**REQUIREMENT**
Below are the records. Reproduce exactly the lines from the one containing "Give me a plain-text" through the final line, and omit any pictures.

+++ DATA EXTRACT

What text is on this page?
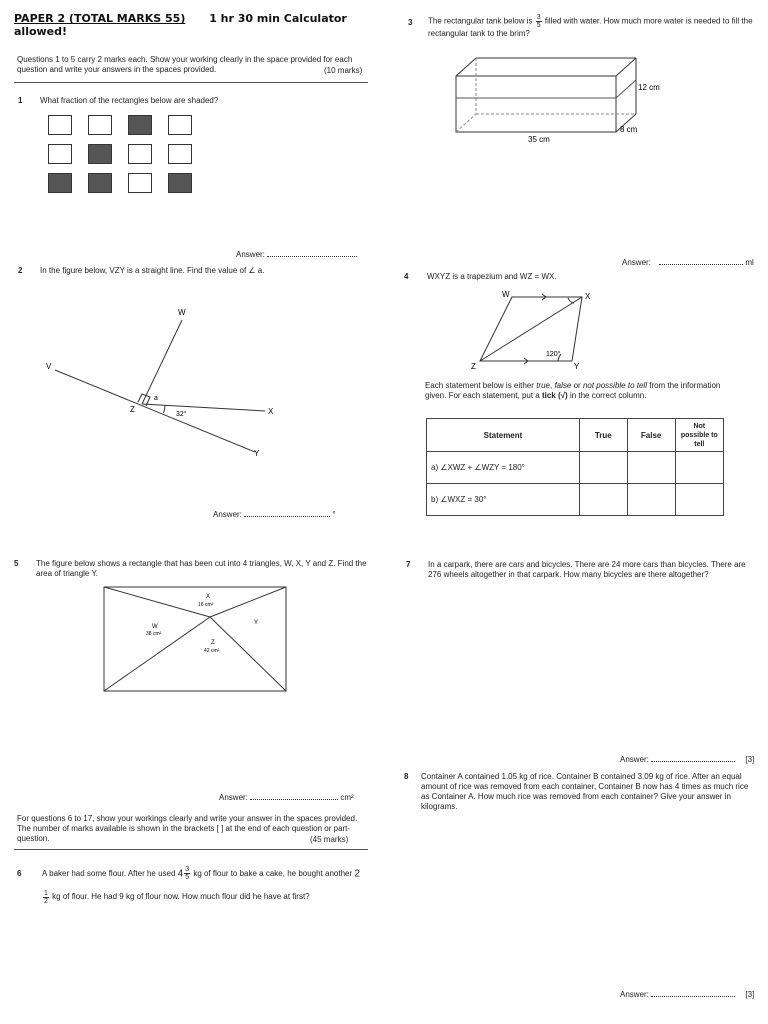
PAPER 2 (TOTAL MARKS 55) 1 hr 30 min Calculator
allowed!
Questions 1 to 5 carry 2 marks each. Show your working clearly in the space provided for each question and write your answers in the spaces provided.	(10 marks)
1 What fraction of the rectangles below are shaded?
Answer:
2 In the figure below, VZY is a straight line. Find the value of ∠ a.
W
V
Z	X
Y
a
32°
Answer:	°
3 The rectangular tank below is $\frac{3}{5}$ filled with water. How much more water is needed to fill the rectangular tank to the brim?
12 cm
8 cm
35 cm
Answer:	ml
4 WXYZ is a trapezium and WZ = WX.
W	X
Y
Z
120°
Each statement below is either true, false or not possible to tell from the information given. For each statement, put a tick (√) in the correct column.
Statement	True	False	Not possible to tell
a) ∠XWZ + ∠WZY = 180°			
b) ∠WXZ = 30°			
5 The figure below shows a rectangle that has been cut into 4 triangles, W, X, Y and Z. Find the area of triangle Y.
X
16 cm²
W
38 cm²
Y
Z
42 cm²
Answer:	cm²
For questions 6 to 17, show your workings clearly and write your answer in the spaces provided. The number of marks available is shown in the brackets [ ] at the end of each question or part-question.	(45 marks)
6	A baker had some flour. After he used $4 \frac{3}{5}$ kg of flour to bake a cake, he bought another 2
$\frac{1}{2}$ kg of flour. He had 9 kg of flour now. How much flour did he have at first?
7 In a carpark, there are cars and bicycles. There are 24 more cars than bicycles. There are 276 wheels altogether in that carpark. How many bicycles are there altogether?
Answer:	[3]
8 Container A contained 1.05 kg of rice. Container B contained 3.09 kg of rice. After an equal amount of rice was removed from each container, Container B now has 4 times as much rice as Container A. How much rice was removed from each container? Give your answer in kilograms.
Answer:	[3]
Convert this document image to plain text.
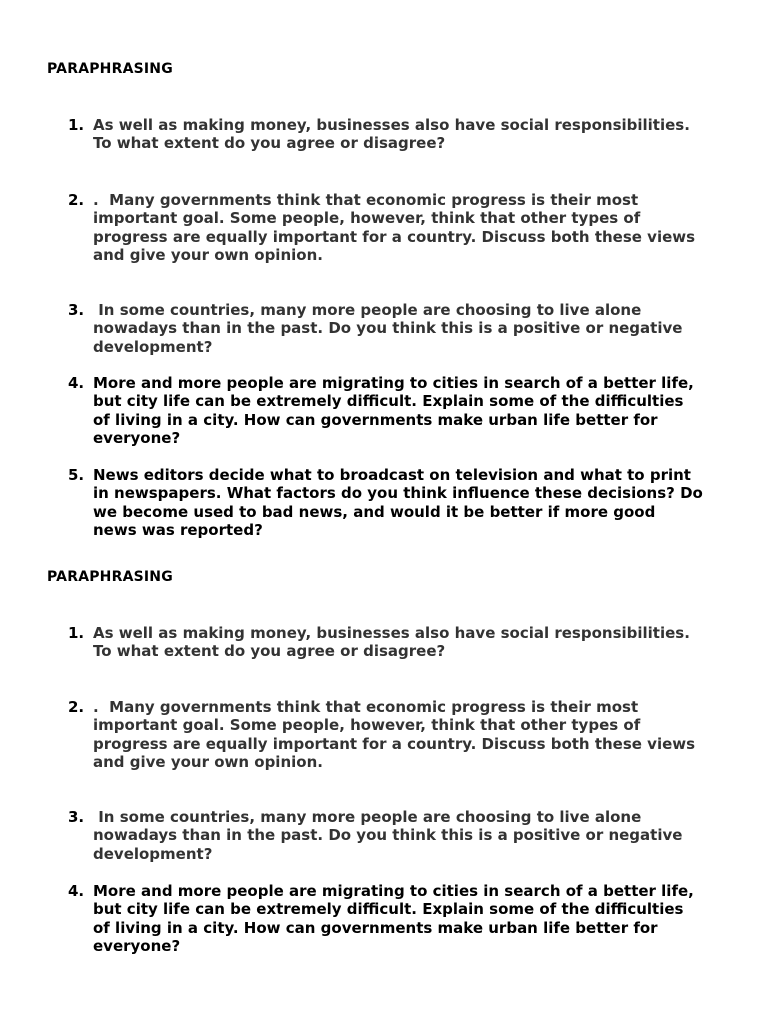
PARAPHRASING
1. As well as making money, businesses also have social responsibilities.
To what extent do you agree or disagree?
2. .  Many governments think that economic progress is their most
important goal. Some people, however, think that other types of
progress are equally important for a country. Discuss both these views
and give your own opinion.
3. In some countries, many more people are choosing to live alone
nowadays than in the past. Do you think this is a positive or negative
development?
4. More and more people are migrating to cities in search of a better life,
but city life can be extremely difficult. Explain some of the difficulties
of living in a city. How can governments make urban life better for
everyone?
5. News editors decide what to broadcast on television and what to print
in newspapers. What factors do you think influence these decisions? Do
we become used to bad news, and would it be better if more good
news was reported?
PARAPHRASING
1. As well as making money, businesses also have social responsibilities.
To what extent do you agree or disagree?
2. .  Many governments think that economic progress is their most
important goal. Some people, however, think that other types of
progress are equally important for a country. Discuss both these views
and give your own opinion.
3. In some countries, many more people are choosing to live alone
nowadays than in the past. Do you think this is a positive or negative
development?
4. More and more people are migrating to cities in search of a better life,
but city life can be extremely difficult. Explain some of the difficulties
of living in a city. How can governments make urban life better for
everyone?
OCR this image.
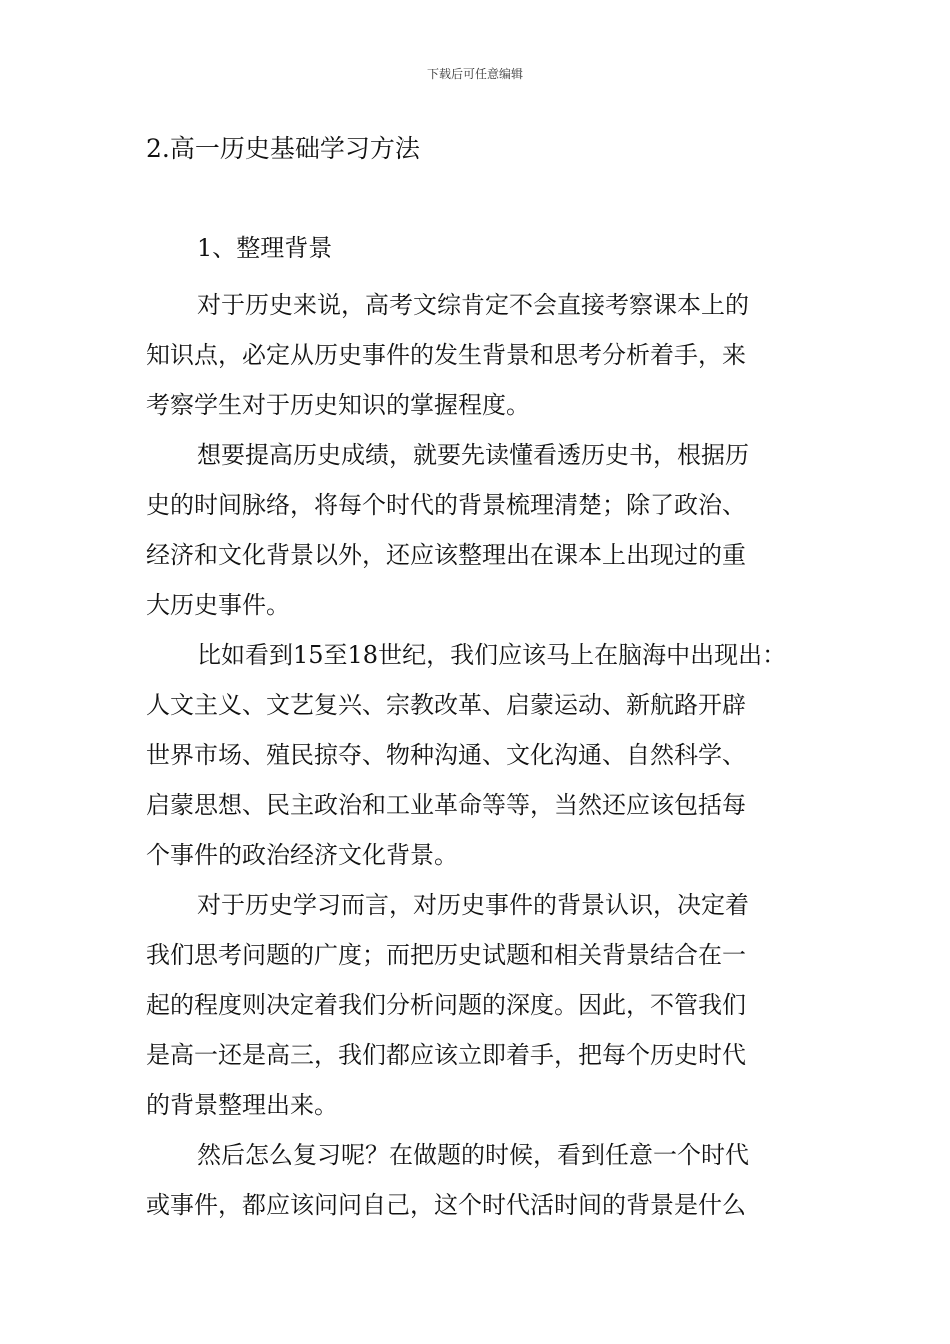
下载后可任意编辑
2.高一历史基础学习方法
1、整理背景
对于历史来说，高考文综肯定不会直接考察课本上的
知识点，必定从历史事件的发生背景和思考分析着手，来
考察学生对于历史知识的掌握程度。
想要提高历史成绩，就要先读懂看透历史书，根据历
史的时间脉络，将每个时代的背景梳理清楚；除了政治、
经济和文化背景以外，还应该整理出在课本上出现过的重
大历史事件。
比如看到15至18世纪，我们应该马上在脑海中出现出：
人文主义、文艺复兴、宗教改革、启蒙运动、新航路开辟
世界市场、殖民掠夺、物种沟通、文化沟通、自然科学、
启蒙思想、民主政治和工业革命等等，当然还应该包括每
个事件的政治经济文化背景。
对于历史学习而言，对历史事件的背景认识，决定着
我们思考问题的广度；而把历史试题和相关背景结合在一
起的程度则决定着我们分析问题的深度。因此，不管我们
是高一还是高三，我们都应该立即着手，把每个历史时代
的背景整理出来。
然后怎么复习呢？在做题的时候，看到任意一个时代
或事件，都应该问问自己，这个时代活时间的背景是什么
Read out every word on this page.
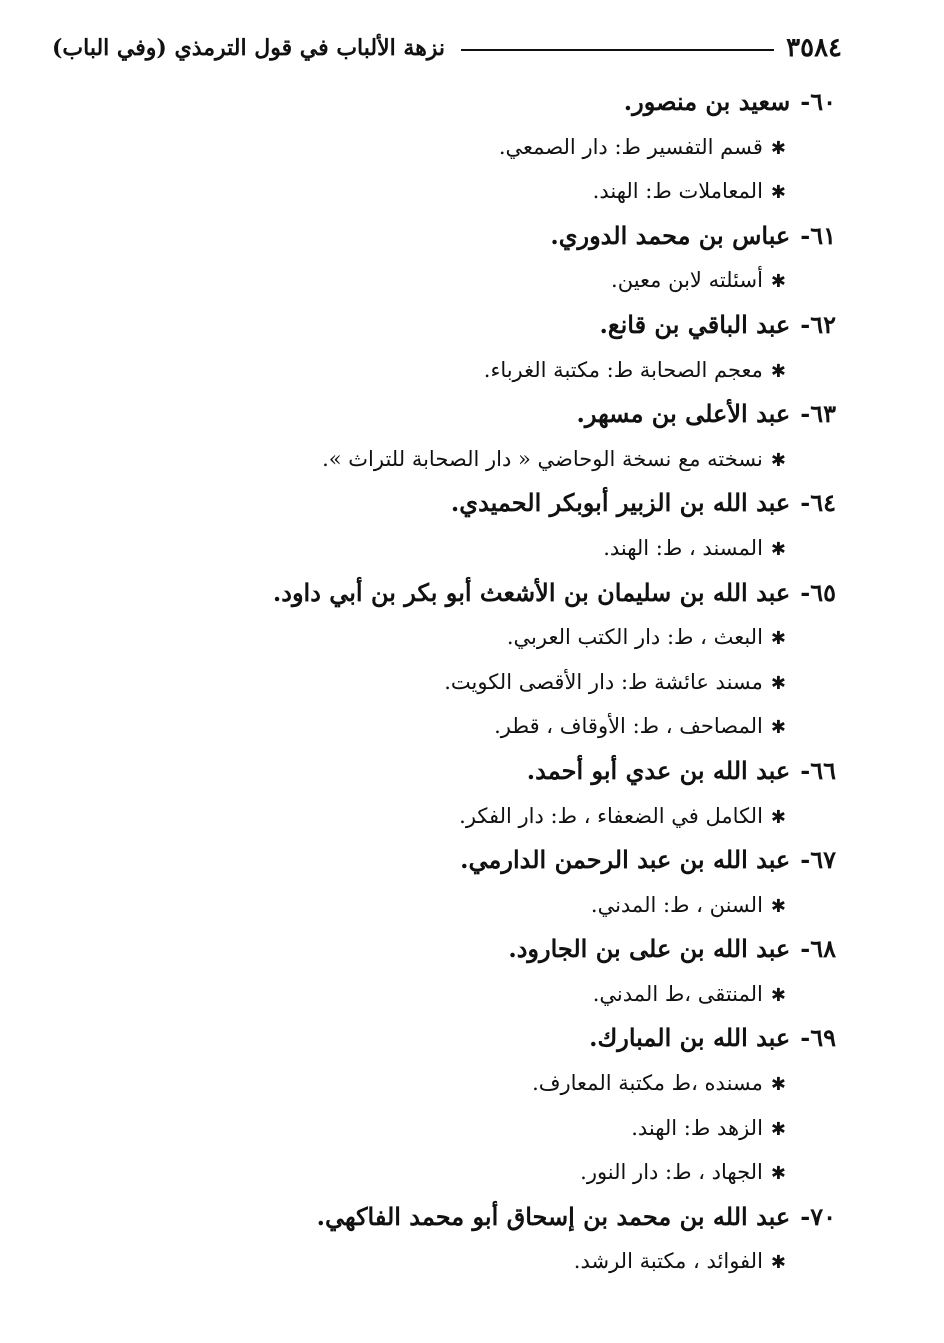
٣٥٨٤
نزهة الألباب في قول الترمذي (وفي الباب)
٦٠-سعيد بن منصور.
✱قسم التفسير ط: دار الصمعي.
✱المعاملات ط: الهند.
٦١-عباس بن محمد الدوري.
✱أسئلته لابن معين.
٦٢-عبد الباقي بن قانع.
✱معجم الصحابة ط: مكتبة الغرباء.
٦٣-عبد الأعلى بن مسهر.
✱نسخته مع نسخة الوحاضي « دار الصحابة للتراث ».
٦٤-عبد الله بن الزبير أبوبكر الحميدي.
✱المسند ، ط: الهند.
٦٥-عبد الله بن سليمان بن الأشعث أبو بكر بن أبي داود.
✱البعث ، ط: دار الكتب العربي.
✱مسند عائشة ط: دار الأقصى الكويت.
✱المصاحف ، ط: الأوقاف ، قطر.
٦٦-عبد الله بن عدي أبو أحمد.
✱الكامل في الضعفاء ، ط: دار الفكر.
٦٧-عبد الله بن عبد الرحمن الدارمي.
✱السنن ، ط: المدني.
٦٨-عبد الله بن على بن الجارود.
✱المنتقى ،ط المدني.
٦٩-عبد الله بن المبارك.
✱مسنده ،ط مكتبة المعارف.
✱الزهد ط: الهند.
✱الجهاد ، ط: دار النور.
٧٠-عبد الله بن محمد بن إسحاق أبو محمد الفاكهي.
✱الفوائد ، مكتبة الرشد.
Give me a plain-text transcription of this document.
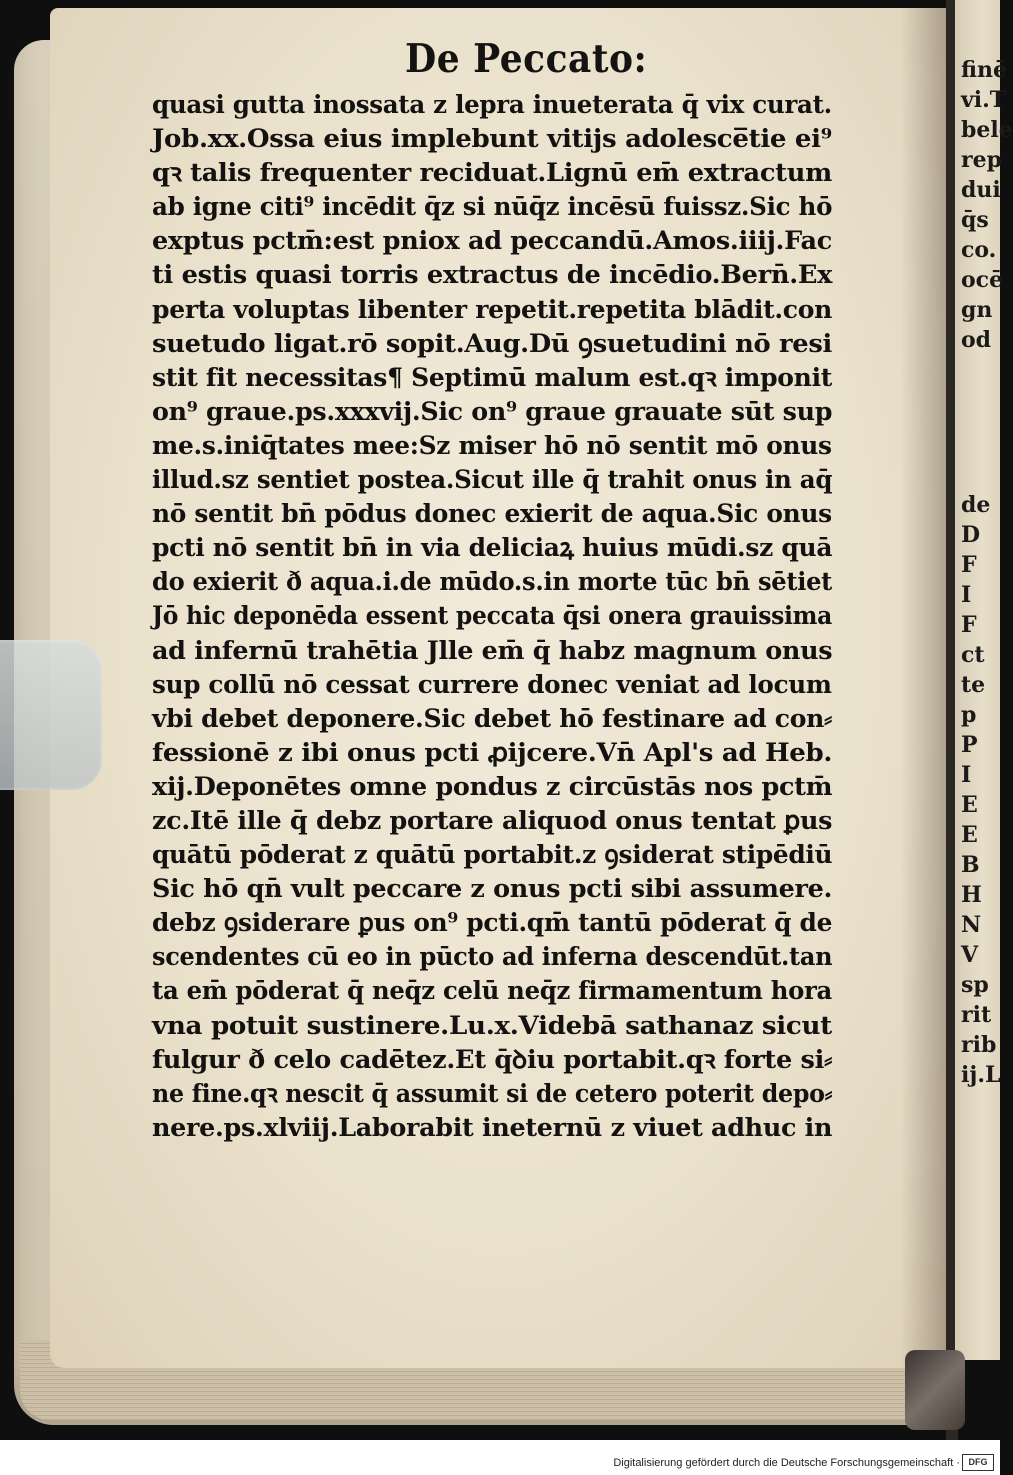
finē
vi.T
bele
rep
dui
q̄s
co.
ocē
gn
od
de
D
F
I
F
ct
te
p
P
I
E
E
B
H
N
V
sp
rit
rib
ij.L
De Peccato:
quasi gutta inossata z lepra inueterata q̄ vix curat.
Job.xx.Ossa eius implebunt vitijs adolesce̅tie ei⁹
qꝛ talis frequenter reciduat.Lignū em̄ extractum
ab igne citi⁹ incēdit q̄z si nūq̄z incēsū fuissz.Sic hō
exptus pctm̄:est pniox ad peccandū.Amos.iiij.Fac
ti estis quasi torris extractus de incēdio.Bern̄.Ex
perta voluptas libenter repetit.repetita blādit.con
suetudo ligat.rō sopit.Aug.Dū ꝯsuetudini nō resi
stit fit necessitas¶ Septimū malum est.qꝛ imponit
on⁹ graue.ps.xxxvij.Sic on⁹ graue grauate sūt sup
me.s.iniq̄tates mee:Sz miser hō nō sentit mō onus
illud.sz sentiet postea.Sicut ille q̄ trahit onus in aq̄
nō sentit bn̄ pōdus donec exierit de aqua.Sic onus
pcti nō sentit bn̄ in via deliciaꝝ huius mūdi.sz quā
do exierit ð aqua.i.de mūdo.s.in morte tūc bn̄ sētiet
Jō hic deponēda essent peccata q̄si onera grauissima
ad infernū trahētia Jlle em̄ q̄ habz magnum onus
sup collū nō cessat currere donec veniat ad locum
vbi debet deponere.Sic debet hō festinare ad con⸗
fessionē z ibi onus pcti ꝓijcere.Vn̄ Apl's ad Heb.
xij.Deponētes omne pondus z circūstās nos pctm̄
zc.Itē ille q̄ debz portare aliquod onus tentat ꝑus
quātū pōderat z quātū portabit.z ꝯsiderat stipēdiū
Sic hō qn̄ vult peccare z onus pcti sibi assumere.
debz ꝯsiderare ꝑus on⁹ pcti.qm̄ tantū pōderat q̄ de
scendentes cū eo in pūcto ad inferna descendūt.tan
ta em̄ pōderat q̄ neq̄z celū neq̄z firmamentum hora
vna potuit sustinere.Lu.x.Videbā sathanaz sicut
fulgur ð celo cadētez.Et q̄ꝺiu portabit.qꝛ forte si⸗
ne fine.qꝛ nescit q̄ assumit si de cetero poterit depo⸗
nere.ps.xlviij.Laborabit ineternū z viuet adhuc in
Digitalisierung gefördert durch die Deutsche Forschungsgemeinschaft · DFG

++++++

**RESPONSE**
Give me a plain-text transcription of this document.
finē
vi.T
bele
rep
dui
q̄s
co.
ocē
gn
od
de
D
F
I
F
ct
te
p
P
I
E
E
B
H
N
V
sp
rit
rib
ij.L
De Peccato:
quasi gutta inossata z lepra inueterata q̄ vix curat.
Job.xx.Ossa eius implebunt vitijs adolesce̅tie ei⁹
qꝛ talis frequenter reciduat.Lignū em̄ extractum
ab igne citi⁹ incēdit q̄z si nūq̄z incēsū fuissz.Sic hō
exptus pctm̄:est pniox ad peccandū.Amos.iiij.Fac
ti estis quasi torris extractus de incēdio.Bern̄.Ex
perta voluptas libenter repetit.repetita blādit.con
suetudo ligat.rō sopit.Aug.Dū ꝯsuetudini nō resi
stit fit necessitas¶ Septimū malum est.qꝛ imponit
on⁹ graue.ps.xxxvij.Sic on⁹ graue grauate sūt sup
me.s.iniq̄tates mee:Sz miser hō nō sentit mō onus
illud.sz sentiet postea.Sicut ille q̄ trahit onus in aq̄
nō sentit bn̄ pōdus donec exierit de aqua.Sic onus
pcti nō sentit bn̄ in via deliciaꝝ huius mūdi.sz quā
do exierit ð aqua.i.de mūdo.s.in morte tūc bn̄ sētiet
Jō hic deponēda essent peccata q̄si onera grauissima
ad infernū trahētia Jlle em̄ q̄ habz magnum onus
sup collū nō cessat currere donec veniat ad locum
vbi debet deponere.Sic debet hō festinare ad con⸗
fessionē z ibi onus pcti ꝓijcere.Vn̄ Apl's ad Heb.
xij.Deponētes omne pondus z circūstās nos pctm̄
zc.Itē ille q̄ debz portare aliquod onus tentat ꝑus
quātū pōderat z quātū portabit.z ꝯsiderat stipēdiū
Sic hō qn̄ vult peccare z onus pcti sibi assumere.
debz ꝯsiderare ꝑus on⁹ pcti.qm̄ tantū pōderat q̄ de
scendentes cū eo in pūcto ad inferna descendūt.tan
ta em̄ pōderat q̄ neq̄z celū neq̄z firmamentum hora
vna potuit sustinere.Lu.x.Videbā sathanaz sicut
fulgur ð celo cadētez.Et q̄ꝺiu portabit.qꝛ forte si⸗
ne fine.qꝛ nescit q̄ assumit si de cetero poterit depo⸗
nere.ps.xlviij.Laborabit ineternū z viuet adhuc in
Digitalisierung gefördert durch die Deutsche Forschungsgemeinschaft · DFG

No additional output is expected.